■ TASK DESCRIPTION ■
Compile every line that includes the word "vgzvc".

■ LISTED ENTRIES ■

**********

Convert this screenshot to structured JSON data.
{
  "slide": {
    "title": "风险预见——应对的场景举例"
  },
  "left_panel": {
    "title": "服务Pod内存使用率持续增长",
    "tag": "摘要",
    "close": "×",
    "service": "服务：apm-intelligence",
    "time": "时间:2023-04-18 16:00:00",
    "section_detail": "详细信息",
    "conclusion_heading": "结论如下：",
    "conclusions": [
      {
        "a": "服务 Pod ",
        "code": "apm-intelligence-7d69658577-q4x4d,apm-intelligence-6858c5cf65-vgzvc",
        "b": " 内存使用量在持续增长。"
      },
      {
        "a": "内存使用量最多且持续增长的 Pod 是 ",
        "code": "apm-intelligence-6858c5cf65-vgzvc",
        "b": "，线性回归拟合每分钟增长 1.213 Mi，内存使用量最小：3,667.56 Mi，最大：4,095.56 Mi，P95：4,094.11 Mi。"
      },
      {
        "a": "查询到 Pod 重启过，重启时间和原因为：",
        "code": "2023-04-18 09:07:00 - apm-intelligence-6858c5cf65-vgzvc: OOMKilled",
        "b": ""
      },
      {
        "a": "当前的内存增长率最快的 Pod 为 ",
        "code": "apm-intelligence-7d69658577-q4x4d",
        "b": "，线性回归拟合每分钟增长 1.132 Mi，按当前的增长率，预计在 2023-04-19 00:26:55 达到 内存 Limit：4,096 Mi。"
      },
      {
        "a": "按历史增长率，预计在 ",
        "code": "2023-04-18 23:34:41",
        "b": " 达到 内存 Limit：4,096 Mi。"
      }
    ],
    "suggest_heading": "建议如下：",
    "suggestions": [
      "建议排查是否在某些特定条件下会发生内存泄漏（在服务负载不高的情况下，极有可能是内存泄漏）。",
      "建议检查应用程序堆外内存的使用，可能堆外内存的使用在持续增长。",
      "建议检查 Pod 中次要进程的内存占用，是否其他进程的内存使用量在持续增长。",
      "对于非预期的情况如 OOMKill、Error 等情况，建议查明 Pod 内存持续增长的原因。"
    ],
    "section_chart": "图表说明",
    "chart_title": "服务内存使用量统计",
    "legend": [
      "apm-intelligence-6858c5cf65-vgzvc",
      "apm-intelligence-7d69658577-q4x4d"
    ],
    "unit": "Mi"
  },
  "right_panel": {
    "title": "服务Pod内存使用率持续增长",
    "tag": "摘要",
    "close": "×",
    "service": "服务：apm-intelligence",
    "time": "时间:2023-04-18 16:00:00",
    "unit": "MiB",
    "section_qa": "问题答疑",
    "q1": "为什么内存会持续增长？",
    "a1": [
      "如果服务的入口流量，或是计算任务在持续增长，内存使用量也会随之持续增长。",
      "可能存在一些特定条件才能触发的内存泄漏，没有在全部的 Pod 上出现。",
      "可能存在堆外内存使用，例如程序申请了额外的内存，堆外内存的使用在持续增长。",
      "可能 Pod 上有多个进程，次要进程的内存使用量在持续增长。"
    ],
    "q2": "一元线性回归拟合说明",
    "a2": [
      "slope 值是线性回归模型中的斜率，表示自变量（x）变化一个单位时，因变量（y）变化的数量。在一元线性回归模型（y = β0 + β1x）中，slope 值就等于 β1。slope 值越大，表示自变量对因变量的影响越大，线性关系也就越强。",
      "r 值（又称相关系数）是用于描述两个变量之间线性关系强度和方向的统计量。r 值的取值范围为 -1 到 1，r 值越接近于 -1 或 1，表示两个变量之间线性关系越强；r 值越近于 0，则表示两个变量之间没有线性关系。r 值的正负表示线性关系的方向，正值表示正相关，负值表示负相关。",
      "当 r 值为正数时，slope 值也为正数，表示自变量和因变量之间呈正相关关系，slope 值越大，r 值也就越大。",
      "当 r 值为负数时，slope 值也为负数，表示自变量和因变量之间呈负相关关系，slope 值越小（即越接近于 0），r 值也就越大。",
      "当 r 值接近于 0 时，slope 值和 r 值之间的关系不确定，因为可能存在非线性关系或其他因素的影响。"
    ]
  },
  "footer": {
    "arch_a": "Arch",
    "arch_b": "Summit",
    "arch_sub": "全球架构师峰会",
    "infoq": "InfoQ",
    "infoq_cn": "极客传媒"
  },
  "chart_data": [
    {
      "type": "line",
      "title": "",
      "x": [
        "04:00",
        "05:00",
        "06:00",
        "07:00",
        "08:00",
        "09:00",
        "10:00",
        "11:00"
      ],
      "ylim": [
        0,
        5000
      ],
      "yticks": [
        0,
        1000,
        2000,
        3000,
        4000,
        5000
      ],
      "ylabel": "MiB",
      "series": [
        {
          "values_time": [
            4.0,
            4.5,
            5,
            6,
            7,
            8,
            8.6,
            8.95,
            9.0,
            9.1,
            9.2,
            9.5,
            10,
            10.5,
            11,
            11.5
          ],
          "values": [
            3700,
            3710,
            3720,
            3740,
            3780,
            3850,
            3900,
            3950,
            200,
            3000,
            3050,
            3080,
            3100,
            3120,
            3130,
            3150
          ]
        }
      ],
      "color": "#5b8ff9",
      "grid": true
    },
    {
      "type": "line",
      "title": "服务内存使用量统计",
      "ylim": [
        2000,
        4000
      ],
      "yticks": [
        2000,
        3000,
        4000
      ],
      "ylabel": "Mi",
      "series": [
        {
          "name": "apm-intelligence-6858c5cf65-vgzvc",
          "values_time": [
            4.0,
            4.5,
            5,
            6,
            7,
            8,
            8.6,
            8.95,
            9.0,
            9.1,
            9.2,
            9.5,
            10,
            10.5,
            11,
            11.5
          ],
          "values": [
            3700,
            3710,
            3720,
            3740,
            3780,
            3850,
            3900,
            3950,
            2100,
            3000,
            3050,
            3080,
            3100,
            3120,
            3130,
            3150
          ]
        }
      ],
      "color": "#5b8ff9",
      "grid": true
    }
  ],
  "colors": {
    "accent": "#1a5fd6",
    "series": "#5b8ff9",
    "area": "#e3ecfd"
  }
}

**********

■ THE OUTPUT ■
        "code": "apm-intelligence-7d69658577-q4x4d,apm-intelligence-6858c5cf65-vgzvc",
        "code": "apm-intelligence-6858c5cf65-vgzvc",
        "code": "2023-04-18 09:07:00 - apm-intelligence-6858c5cf65-vgzvc: OOMKilled",
      "apm-intelligence-6858c5cf65-vgzvc",
          "name": "apm-intelligence-6858c5cf65-vgzvc",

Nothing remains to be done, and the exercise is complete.